• PROBLEM DESCRIPTION:
Write out every line of the material exactly as it appears.

• EXTRACTED INFORMATION:
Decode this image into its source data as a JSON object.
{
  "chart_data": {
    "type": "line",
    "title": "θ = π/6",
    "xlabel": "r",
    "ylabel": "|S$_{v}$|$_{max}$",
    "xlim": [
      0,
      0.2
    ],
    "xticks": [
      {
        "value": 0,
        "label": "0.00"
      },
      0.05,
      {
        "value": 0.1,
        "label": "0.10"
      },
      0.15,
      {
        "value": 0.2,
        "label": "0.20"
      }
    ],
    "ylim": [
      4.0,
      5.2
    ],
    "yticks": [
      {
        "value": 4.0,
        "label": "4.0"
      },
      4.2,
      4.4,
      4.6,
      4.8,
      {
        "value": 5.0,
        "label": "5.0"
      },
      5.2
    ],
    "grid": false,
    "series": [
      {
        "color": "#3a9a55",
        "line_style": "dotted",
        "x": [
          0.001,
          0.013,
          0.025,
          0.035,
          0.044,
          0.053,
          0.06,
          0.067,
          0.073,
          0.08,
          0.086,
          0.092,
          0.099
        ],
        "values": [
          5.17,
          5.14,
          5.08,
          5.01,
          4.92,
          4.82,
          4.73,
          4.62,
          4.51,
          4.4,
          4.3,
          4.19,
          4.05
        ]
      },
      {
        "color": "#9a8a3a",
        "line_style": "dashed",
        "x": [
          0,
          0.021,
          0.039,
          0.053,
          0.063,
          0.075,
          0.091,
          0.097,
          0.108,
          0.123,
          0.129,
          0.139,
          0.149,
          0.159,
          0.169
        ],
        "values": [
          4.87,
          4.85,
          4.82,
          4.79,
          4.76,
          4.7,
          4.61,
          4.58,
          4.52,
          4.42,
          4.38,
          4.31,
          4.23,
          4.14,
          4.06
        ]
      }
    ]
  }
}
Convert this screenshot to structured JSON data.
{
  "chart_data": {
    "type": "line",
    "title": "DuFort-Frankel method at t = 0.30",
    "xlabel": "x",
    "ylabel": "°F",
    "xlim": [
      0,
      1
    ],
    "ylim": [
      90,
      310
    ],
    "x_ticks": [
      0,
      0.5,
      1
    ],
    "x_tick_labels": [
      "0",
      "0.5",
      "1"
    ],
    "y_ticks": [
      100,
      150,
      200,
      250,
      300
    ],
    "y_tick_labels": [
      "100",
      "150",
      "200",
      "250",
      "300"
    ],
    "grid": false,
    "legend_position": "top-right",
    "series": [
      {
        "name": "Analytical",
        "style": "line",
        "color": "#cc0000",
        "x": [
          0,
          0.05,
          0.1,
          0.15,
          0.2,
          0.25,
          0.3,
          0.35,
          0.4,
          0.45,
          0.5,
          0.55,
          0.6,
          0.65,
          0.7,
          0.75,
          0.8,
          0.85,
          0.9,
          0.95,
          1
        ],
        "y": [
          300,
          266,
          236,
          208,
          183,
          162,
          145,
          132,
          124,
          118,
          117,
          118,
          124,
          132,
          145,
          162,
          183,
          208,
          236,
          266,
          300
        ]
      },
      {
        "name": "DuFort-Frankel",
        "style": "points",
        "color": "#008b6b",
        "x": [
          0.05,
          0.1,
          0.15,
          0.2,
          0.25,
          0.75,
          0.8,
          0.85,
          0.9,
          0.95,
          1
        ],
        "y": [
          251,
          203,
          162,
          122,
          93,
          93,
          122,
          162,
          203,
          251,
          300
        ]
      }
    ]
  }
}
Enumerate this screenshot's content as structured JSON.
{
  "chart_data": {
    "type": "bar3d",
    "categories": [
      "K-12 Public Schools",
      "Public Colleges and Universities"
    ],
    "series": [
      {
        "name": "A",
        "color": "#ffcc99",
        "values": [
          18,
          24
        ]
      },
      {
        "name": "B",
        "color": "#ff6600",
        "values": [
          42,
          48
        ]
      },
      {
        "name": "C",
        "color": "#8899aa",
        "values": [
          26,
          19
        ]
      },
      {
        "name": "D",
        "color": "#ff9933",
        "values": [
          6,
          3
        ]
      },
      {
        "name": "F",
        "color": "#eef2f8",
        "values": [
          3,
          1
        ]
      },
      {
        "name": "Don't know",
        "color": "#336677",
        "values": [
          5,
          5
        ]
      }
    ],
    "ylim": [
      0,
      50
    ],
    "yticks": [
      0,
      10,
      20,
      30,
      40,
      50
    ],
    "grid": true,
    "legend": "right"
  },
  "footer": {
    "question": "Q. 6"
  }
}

• WRITTEN ANSWER:
Decode this image into its source data as a JSON object.
{
  "chart_data": {
    "type": "line",
    "title": "θ = π/6",
    "xlabel": "r",
    "ylabel": "|S$_{v}$|$_{max}$",
    "xlim": [
      0,
      0.2
    ],
    "xticks": [
      {
        "value": 0,
        "label": "0.00"
      },
      0.05,
      {
        "value": 0.1,
        "label": "0.10"
      },
      0.15,
      {
        "value": 0.2,
        "label": "0.20"
      }
    ],
    "ylim": [
      4.0,
      5.2
    ],
    "yticks": [
      {
        "value": 4.0,
        "label": "4.0"
      },
      4.2,
      4.4,
      4.6,
      4.8,
      {
        "value": 5.0,
        "label": "5.0"
      },
      5.2
    ],
    "grid": false,
    "series": [
      {
        "color": "#3a9a55",
        "line_style": "dotted",
        "x": [
          0.001,
          0.013,
          0.025,
          0.035,
          0.044,
          0.053,
          0.06,
          0.067,
          0.073,
          0.08,
          0.086,
          0.092,
          0.099
        ],
        "values": [
          5.17,
          5.14,
          5.08,
          5.01,
          4.92,
          4.82,
          4.73,
          4.62,
          4.51,
          4.4,
          4.3,
          4.19,
          4.05
        ]
      },
      {
        "color": "#9a8a3a",
        "line_style": "dashed",
        "x": [
          0,
          0.021,
          0.039,
          0.053,
          0.063,
          0.075,
          0.091,
          0.097,
          0.108,
          0.123,
          0.129,
          0.139,
          0.149,
          0.159,
          0.169
        ],
        "values": [
          4.87,
          4.85,
          4.82,
          4.79,
          4.76,
          4.7,
          4.61,
          4.58,
          4.52,
          4.42,
          4.38,
          4.31,
          4.23,
          4.14,
          4.06
        ]
      }
    ]
  }
}
Convert this screenshot to structured JSON data.
{
  "chart_data": {
    "type": "line",
    "title": "DuFort-Frankel method at t = 0.30",
    "xlabel": "x",
    "ylabel": "°F",
    "xlim": [
      0,
      1
    ],
    "ylim": [
      90,
      310
    ],
    "x_ticks": [
      0,
      0.5,
      1
    ],
    "x_tick_labels": [
      "0",
      "0.5",
      "1"
    ],
    "y_ticks": [
      100,
      150,
      200,
      250,
      300
    ],
    "y_tick_labels": [
      "100",
      "150",
      "200",
      "250",
      "300"
    ],
    "grid": false,
    "legend_position": "top-right",
    "series": [
      {
        "name": "Analytical",
        "style": "line",
        "color": "#cc0000",
        "x": [
          0,
          0.05,
          0.1,
          0.15,
          0.2,
          0.25,
          0.3,
          0.35,
          0.4,
          0.45,
          0.5,
          0.55,
          0.6,
          0.65,
          0.7,
          0.75,
          0.8,
          0.85,
          0.9,
          0.95,
          1
        ],
        "y": [
          300,
          266,
          236,
          208,
          183,
          162,
          145,
          132,
          124,
          118,
          117,
          118,
          124,
          132,
          145,
          162,
          183,
          208,
          236,
          266,
          300
        ]
      },
      {
        "name": "DuFort-Frankel",
        "style": "points",
        "color": "#008b6b",
        "x": [
          0.05,
          0.1,
          0.15,
          0.2,
          0.25,
          0.75,
          0.8,
          0.85,
          0.9,
          0.95,
          1
        ],
        "y": [
          251,
          203,
          162,
          122,
          93,
          93,
          122,
          162,
          203,
          251,
          300
        ]
      }
    ]
  }
}
Enumerate this screenshot's content as structured JSON.
{
  "chart_data": {
    "type": "bar3d",
    "categories": [
      "K-12 Public Schools",
      "Public Colleges and Universities"
    ],
    "series": [
      {
        "name": "A",
        "color": "#ffcc99",
        "values": [
          18,
          24
        ]
      },
      {
        "name": "B",
        "color": "#ff6600",
        "values": [
          42,
          48
        ]
      },
      {
        "name": "C",
        "color": "#8899aa",
        "values": [
          26,
          19
        ]
      },
      {
        "name": "D",
        "color": "#ff9933",
        "values": [
          6,
          3
        ]
      },
      {
        "name": "F",
        "color": "#eef2f8",
        "values": [
          3,
          1
        ]
      },
      {
        "name": "Don't know",
        "color": "#336677",
        "values": [
          5,
          5
        ]
      }
    ],
    "ylim": [
      0,
      50
    ],
    "yticks": [
      0,
      10,
      20,
      30,
      40,
      50
    ],
    "grid": true,
    "legend": "right"
  },
  "footer": {
    "question": "Q. 6"
  }
}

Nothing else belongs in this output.